### Data excerpts:
╔══
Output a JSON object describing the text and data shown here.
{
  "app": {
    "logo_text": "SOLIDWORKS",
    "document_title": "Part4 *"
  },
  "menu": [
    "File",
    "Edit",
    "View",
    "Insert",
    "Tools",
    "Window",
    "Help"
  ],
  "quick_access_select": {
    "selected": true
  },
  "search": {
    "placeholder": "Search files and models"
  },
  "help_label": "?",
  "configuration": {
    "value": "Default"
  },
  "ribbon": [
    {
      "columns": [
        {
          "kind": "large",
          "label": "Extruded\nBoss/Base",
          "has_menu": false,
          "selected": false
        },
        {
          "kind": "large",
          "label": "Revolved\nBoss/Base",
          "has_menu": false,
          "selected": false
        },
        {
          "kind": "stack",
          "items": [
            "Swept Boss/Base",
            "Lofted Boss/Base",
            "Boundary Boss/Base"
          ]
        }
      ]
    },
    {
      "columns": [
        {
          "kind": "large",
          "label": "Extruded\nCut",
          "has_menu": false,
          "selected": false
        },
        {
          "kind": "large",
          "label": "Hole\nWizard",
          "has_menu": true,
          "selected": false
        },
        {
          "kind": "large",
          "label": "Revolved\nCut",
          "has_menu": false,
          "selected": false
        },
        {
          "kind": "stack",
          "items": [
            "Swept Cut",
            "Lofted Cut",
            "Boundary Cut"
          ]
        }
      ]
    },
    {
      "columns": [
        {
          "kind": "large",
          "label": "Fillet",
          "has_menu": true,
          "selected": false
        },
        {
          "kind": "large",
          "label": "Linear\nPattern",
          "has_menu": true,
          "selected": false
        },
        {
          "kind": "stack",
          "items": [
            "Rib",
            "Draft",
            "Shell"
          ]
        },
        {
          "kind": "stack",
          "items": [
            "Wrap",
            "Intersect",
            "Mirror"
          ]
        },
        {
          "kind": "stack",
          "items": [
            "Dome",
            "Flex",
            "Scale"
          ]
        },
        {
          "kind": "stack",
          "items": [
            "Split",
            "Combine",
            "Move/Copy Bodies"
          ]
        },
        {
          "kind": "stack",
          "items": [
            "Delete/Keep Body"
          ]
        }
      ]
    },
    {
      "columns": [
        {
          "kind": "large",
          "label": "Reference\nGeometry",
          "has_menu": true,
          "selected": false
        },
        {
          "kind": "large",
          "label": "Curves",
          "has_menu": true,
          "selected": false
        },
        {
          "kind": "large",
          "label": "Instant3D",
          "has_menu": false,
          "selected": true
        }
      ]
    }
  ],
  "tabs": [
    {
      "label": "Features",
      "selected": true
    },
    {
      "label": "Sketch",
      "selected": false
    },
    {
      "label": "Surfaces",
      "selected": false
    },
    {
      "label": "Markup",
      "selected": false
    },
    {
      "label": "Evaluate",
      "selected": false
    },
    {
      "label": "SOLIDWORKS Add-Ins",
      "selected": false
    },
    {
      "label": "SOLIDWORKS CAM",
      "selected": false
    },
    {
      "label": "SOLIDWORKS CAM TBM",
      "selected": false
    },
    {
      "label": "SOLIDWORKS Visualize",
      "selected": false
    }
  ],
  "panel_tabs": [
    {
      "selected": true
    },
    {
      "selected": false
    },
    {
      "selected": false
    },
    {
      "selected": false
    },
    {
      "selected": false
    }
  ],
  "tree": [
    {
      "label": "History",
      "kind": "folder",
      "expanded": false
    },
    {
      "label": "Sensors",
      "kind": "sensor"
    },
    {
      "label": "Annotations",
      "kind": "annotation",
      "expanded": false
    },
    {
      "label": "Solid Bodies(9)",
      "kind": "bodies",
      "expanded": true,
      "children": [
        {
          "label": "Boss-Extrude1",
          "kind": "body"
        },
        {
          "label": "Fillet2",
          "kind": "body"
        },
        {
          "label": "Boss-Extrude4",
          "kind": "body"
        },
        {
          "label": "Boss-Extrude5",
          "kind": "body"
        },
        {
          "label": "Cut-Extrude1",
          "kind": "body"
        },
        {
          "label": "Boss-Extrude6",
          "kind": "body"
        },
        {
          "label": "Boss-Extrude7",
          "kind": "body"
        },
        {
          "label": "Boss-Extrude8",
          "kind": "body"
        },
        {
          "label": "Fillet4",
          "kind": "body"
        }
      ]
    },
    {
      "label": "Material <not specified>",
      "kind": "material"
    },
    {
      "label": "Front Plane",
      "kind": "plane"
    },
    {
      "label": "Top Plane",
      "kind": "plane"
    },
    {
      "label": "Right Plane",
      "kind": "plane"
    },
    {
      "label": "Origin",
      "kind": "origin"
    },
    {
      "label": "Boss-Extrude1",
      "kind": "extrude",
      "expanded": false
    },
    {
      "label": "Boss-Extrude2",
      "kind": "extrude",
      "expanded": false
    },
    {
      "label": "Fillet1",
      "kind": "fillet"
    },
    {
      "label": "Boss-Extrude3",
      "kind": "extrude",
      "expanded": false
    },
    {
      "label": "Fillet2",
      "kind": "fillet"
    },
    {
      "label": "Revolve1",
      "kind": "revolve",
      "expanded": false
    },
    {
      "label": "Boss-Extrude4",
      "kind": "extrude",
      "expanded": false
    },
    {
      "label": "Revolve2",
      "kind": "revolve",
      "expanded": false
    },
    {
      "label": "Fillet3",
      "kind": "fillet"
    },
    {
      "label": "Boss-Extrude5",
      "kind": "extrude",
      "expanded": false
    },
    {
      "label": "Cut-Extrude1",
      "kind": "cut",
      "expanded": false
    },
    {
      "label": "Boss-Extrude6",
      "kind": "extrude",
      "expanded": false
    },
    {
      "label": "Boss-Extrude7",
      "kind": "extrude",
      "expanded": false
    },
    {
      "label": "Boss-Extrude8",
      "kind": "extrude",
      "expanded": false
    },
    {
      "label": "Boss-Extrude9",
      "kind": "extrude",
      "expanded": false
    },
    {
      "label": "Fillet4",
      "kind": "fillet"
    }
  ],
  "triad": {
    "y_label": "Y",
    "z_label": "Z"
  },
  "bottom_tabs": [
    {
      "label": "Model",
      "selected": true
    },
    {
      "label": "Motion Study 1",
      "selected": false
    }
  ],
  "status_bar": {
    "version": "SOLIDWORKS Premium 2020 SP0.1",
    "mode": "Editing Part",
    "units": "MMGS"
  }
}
╚══
### DO THIS:
Each record should come back exactly as written.

### THE RESULT:
Output a JSON object describing the text and data shown here.
{
  "app": {
    "logo_text": "SOLIDWORKS",
    "document_title": "Part4 *"
  },
  "menu": [
    "File",
    "Edit",
    "View",
    "Insert",
    "Tools",
    "Window",
    "Help"
  ],
  "quick_access_select": {
    "selected": true
  },
  "search": {
    "placeholder": "Search files and models"
  },
  "help_label": "?",
  "configuration": {
    "value": "Default"
  },
  "ribbon": [
    {
      "columns": [
        {
          "kind": "large",
          "label": "Extruded\nBoss/Base",
          "has_menu": false,
          "selected": false
        },
        {
          "kind": "large",
          "label": "Revolved\nBoss/Base",
          "has_menu": false,
          "selected": false
        },
        {
          "kind": "stack",
          "items": [
            "Swept Boss/Base",
            "Lofted Boss/Base",
            "Boundary Boss/Base"
          ]
        }
      ]
    },
    {
      "columns": [
        {
          "kind": "large",
          "label": "Extruded\nCut",
          "has_menu": false,
          "selected": false
        },
        {
          "kind": "large",
          "label": "Hole\nWizard",
          "has_menu": true,
          "selected": false
        },
        {
          "kind": "large",
          "label": "Revolved\nCut",
          "has_menu": false,
          "selected": false
        },
        {
          "kind": "stack",
          "items": [
            "Swept Cut",
            "Lofted Cut",
            "Boundary Cut"
          ]
        }
      ]
    },
    {
      "columns": [
        {
          "kind": "large",
          "label": "Fillet",
          "has_menu": true,
          "selected": false
        },
        {
          "kind": "large",
          "label": "Linear\nPattern",
          "has_menu": true,
          "selected": false
        },
        {
          "kind": "stack",
          "items": [
            "Rib",
            "Draft",
            "Shell"
          ]
        },
        {
          "kind": "stack",
          "items": [
            "Wrap",
            "Intersect",
            "Mirror"
          ]
        },
        {
          "kind": "stack",
          "items": [
            "Dome",
            "Flex",
            "Scale"
          ]
        },
        {
          "kind": "stack",
          "items": [
            "Split",
            "Combine",
            "Move/Copy Bodies"
          ]
        },
        {
          "kind": "stack",
          "items": [
            "Delete/Keep Body"
          ]
        }
      ]
    },
    {
      "columns": [
        {
          "kind": "large",
          "label": "Reference\nGeometry",
          "has_menu": true,
          "selected": false
        },
        {
          "kind": "large",
          "label": "Curves",
          "has_menu": true,
          "selected": false
        },
        {
          "kind": "large",
          "label": "Instant3D",
          "has_menu": false,
          "selected": true
        }
      ]
    }
  ],
  "tabs": [
    {
      "label": "Features",
      "selected": true
    },
    {
      "label": "Sketch",
      "selected": false
    },
    {
      "label": "Surfaces",
      "selected": false
    },
    {
      "label": "Markup",
      "selected": false
    },
    {
      "label": "Evaluate",
      "selected": false
    },
    {
      "label": "SOLIDWORKS Add-Ins",
      "selected": false
    },
    {
      "label": "SOLIDWORKS CAM",
      "selected": false
    },
    {
      "label": "SOLIDWORKS CAM TBM",
      "selected": false
    },
    {
      "label": "SOLIDWORKS Visualize",
      "selected": false
    }
  ],
  "panel_tabs": [
    {
      "selected": true
    },
    {
      "selected": false
    },
    {
      "selected": false
    },
    {
      "selected": false
    },
    {
      "selected": false
    }
  ],
  "tree": [
    {
      "label": "History",
      "kind": "folder",
      "expanded": false
    },
    {
      "label": "Sensors",
      "kind": "sensor"
    },
    {
      "label": "Annotations",
      "kind": "annotation",
      "expanded": false
    },
    {
      "label": "Solid Bodies(9)",
      "kind": "bodies",
      "expanded": true,
      "children": [
        {
          "label": "Boss-Extrude1",
          "kind": "body"
        },
        {
          "label": "Fillet2",
          "kind": "body"
        },
        {
          "label": "Boss-Extrude4",
          "kind": "body"
        },
        {
          "label": "Boss-Extrude5",
          "kind": "body"
        },
        {
          "label": "Cut-Extrude1",
          "kind": "body"
        },
        {
          "label": "Boss-Extrude6",
          "kind": "body"
        },
        {
          "label": "Boss-Extrude7",
          "kind": "body"
        },
        {
          "label": "Boss-Extrude8",
          "kind": "body"
        },
        {
          "label": "Fillet4",
          "kind": "body"
        }
      ]
    },
    {
      "label": "Material <not specified>",
      "kind": "material"
    },
    {
      "label": "Front Plane",
      "kind": "plane"
    },
    {
      "label": "Top Plane",
      "kind": "plane"
    },
    {
      "label": "Right Plane",
      "kind": "plane"
    },
    {
      "label": "Origin",
      "kind": "origin"
    },
    {
      "label": "Boss-Extrude1",
      "kind": "extrude",
      "expanded": false
    },
    {
      "label": "Boss-Extrude2",
      "kind": "extrude",
      "expanded": false
    },
    {
      "label": "Fillet1",
      "kind": "fillet"
    },
    {
      "label": "Boss-Extrude3",
      "kind": "extrude",
      "expanded": false
    },
    {
      "label": "Fillet2",
      "kind": "fillet"
    },
    {
      "label": "Revolve1",
      "kind": "revolve",
      "expanded": false
    },
    {
      "label": "Boss-Extrude4",
      "kind": "extrude",
      "expanded": false
    },
    {
      "label": "Revolve2",
      "kind": "revolve",
      "expanded": false
    },
    {
      "label": "Fillet3",
      "kind": "fillet"
    },
    {
      "label": "Boss-Extrude5",
      "kind": "extrude",
      "expanded": false
    },
    {
      "label": "Cut-Extrude1",
      "kind": "cut",
      "expanded": false
    },
    {
      "label": "Boss-Extrude6",
      "kind": "extrude",
      "expanded": false
    },
    {
      "label": "Boss-Extrude7",
      "kind": "extrude",
      "expanded": false
    },
    {
      "label": "Boss-Extrude8",
      "kind": "extrude",
      "expanded": false
    },
    {
      "label": "Boss-Extrude9",
      "kind": "extrude",
      "expanded": false
    },
    {
      "label": "Fillet4",
      "kind": "fillet"
    }
  ],
  "triad": {
    "y_label": "Y",
    "z_label": "Z"
  },
  "bottom_tabs": [
    {
      "label": "Model",
      "selected": true
    },
    {
      "label": "Motion Study 1",
      "selected": false
    }
  ],
  "status_bar": {
    "version": "SOLIDWORKS Premium 2020 SP0.1",
    "mode": "Editing Part",
    "units": "MMGS"
  }
}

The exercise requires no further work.